DATA SUPPLIED

****************

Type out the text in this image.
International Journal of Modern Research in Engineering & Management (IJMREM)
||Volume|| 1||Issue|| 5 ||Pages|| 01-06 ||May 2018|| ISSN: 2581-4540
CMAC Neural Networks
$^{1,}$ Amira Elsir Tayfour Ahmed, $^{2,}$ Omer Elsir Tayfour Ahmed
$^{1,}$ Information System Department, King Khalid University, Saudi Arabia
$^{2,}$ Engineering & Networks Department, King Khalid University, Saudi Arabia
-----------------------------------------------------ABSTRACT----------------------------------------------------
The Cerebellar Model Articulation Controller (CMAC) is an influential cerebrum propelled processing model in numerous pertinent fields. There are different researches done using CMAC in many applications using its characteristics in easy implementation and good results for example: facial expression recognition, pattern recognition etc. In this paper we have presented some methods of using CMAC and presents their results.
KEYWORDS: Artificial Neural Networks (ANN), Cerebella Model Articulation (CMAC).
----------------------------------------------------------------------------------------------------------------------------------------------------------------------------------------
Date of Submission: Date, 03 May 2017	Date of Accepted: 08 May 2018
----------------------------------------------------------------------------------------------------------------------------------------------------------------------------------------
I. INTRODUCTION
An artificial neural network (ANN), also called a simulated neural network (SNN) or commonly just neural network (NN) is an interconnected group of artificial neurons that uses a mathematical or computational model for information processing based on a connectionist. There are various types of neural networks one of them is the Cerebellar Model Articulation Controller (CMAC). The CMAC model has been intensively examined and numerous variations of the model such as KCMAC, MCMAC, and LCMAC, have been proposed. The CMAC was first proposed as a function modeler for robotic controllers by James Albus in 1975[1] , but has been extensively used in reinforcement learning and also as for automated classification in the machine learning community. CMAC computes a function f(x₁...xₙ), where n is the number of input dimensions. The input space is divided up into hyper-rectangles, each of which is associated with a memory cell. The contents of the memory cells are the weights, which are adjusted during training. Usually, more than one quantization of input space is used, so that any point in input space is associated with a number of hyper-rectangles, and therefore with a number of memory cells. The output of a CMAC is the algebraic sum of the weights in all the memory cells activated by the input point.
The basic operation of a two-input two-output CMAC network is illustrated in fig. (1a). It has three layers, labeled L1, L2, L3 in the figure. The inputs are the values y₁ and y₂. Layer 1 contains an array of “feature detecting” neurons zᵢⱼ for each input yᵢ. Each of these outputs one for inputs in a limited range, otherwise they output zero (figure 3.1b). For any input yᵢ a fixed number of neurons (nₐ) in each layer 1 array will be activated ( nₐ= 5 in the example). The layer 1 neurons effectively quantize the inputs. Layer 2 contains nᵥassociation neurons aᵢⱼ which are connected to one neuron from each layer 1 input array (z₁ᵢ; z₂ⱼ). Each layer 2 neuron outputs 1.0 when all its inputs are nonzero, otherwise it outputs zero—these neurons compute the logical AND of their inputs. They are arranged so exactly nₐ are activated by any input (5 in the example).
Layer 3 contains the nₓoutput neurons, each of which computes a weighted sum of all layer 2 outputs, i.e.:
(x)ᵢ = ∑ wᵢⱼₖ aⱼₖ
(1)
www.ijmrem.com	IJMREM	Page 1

****************

EXERCISE GOAL
After checking the entries, state how many lines contain "Saudi", and write nothing but the number.

REPLY TO THE EXERCISE
2